TASK:
Retype the data that follows line by line, exactly, and leave its pictures out.
★ ★ ★ ★ ★ ★ ★
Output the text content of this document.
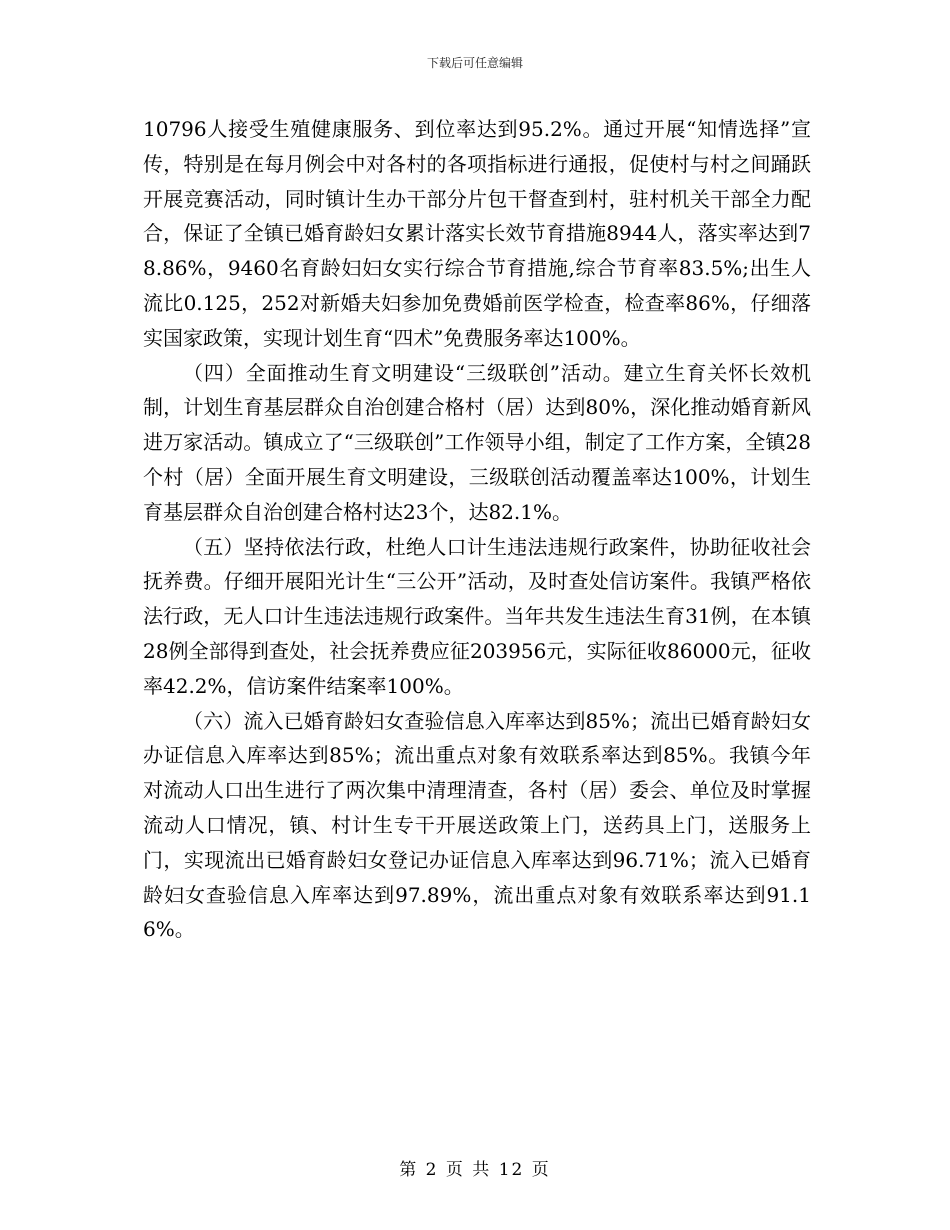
下载后可任意编辑

10796人接受生殖健康服务、到位率达到95.2%。通过开展“知情选择”宣传，特别是在每月例会中对各村的各项指标进行通报，促使村与村之间踊跃开展竞赛活动，同时镇计生办干部分片包干督查到村，驻村机关干部全力配合，保证了全镇已婚育龄妇女累计落实长效节育措施8944人，落实率达到78.86%，9460名育龄妇妇女实行综合节育措施,综合节育率83.5%;出生人流比0.125，252对新婚夫妇参加免费婚前医学检查，检查率86%，仔细落实国家政策，实现计划生育“四术”免费服务率达100%。

（四）全面推动生育文明建设“三级联创”活动。建立生育关怀长效机制，计划生育基层群众自治创建合格村（居）达到80%，深化推动婚育新风进万家活动。镇成立了“三级联创”工作领导小组，制定了工作方案，全镇28个村（居）全面开展生育文明建设，三级联创活动覆盖率达100%，计划生育基层群众自治创建合格村达23个，达82.1%。

（五）坚持依法行政，杜绝人口计生违法违规行政案件，协助征收社会抚养费。仔细开展阳光计生“三公开”活动，及时查处信访案件。我镇严格依法行政，无人口计生违法违规行政案件。当年共发生违法生育31例，在本镇28例全部得到查处，社会抚养费应征203956元，实际征收86000元，征收率42.2%，信访案件结案率100%。

（六）流入已婚育龄妇女查验信息入库率达到85%；流出已婚育龄妇女办证信息入库率达到85%；流出重点对象有效联系率达到85%。我镇今年对流动人口出生进行了两次集中清理清查，各村（居）委会、单位及时掌握流动人口情况，镇、村计生专干开展送政策上门，送药具上门，送服务上门，实现流出已婚育龄妇女登记办证信息入库率达到96.71%；流入已婚育龄妇女查验信息入库率达到97.89%，流出重点对象有效联系率达到91.16%。

第 2 页 共 12 页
★ ★ ★ ★ ★ ★ ★
WRITTEN REPLY:
Output the text content of this document.
下载后可任意编辑

10796人接受生殖健康服务、到位率达到95.2%。通过开展“知情选择”宣传，特别是在每月例会中对各村的各项指标进行通报，促使村与村之间踊跃开展竞赛活动，同时镇计生办干部分片包干督查到村，驻村机关干部全力配合，保证了全镇已婚育龄妇女累计落实长效节育措施8944人，落实率达到78.86%，9460名育龄妇妇女实行综合节育措施,综合节育率83.5%;出生人流比0.125，252对新婚夫妇参加免费婚前医学检查，检查率86%，仔细落实国家政策，实现计划生育“四术”免费服务率达100%。

（四）全面推动生育文明建设“三级联创”活动。建立生育关怀长效机制，计划生育基层群众自治创建合格村（居）达到80%，深化推动婚育新风进万家活动。镇成立了“三级联创”工作领导小组，制定了工作方案，全镇28个村（居）全面开展生育文明建设，三级联创活动覆盖率达100%，计划生育基层群众自治创建合格村达23个，达82.1%。

（五）坚持依法行政，杜绝人口计生违法违规行政案件，协助征收社会抚养费。仔细开展阳光计生“三公开”活动，及时查处信访案件。我镇严格依法行政，无人口计生违法违规行政案件。当年共发生违法生育31例，在本镇28例全部得到查处，社会抚养费应征203956元，实际征收86000元，征收率42.2%，信访案件结案率100%。

（六）流入已婚育龄妇女查验信息入库率达到85%；流出已婚育龄妇女办证信息入库率达到85%；流出重点对象有效联系率达到85%。我镇今年对流动人口出生进行了两次集中清理清查，各村（居）委会、单位及时掌握流动人口情况，镇、村计生专干开展送政策上门，送药具上门，送服务上门，实现流出已婚育龄妇女登记办证信息入库率达到96.71%；流入已婚育龄妇女查验信息入库率达到97.89%，流出重点对象有效联系率达到91.16%。

第 2 页 共 12 页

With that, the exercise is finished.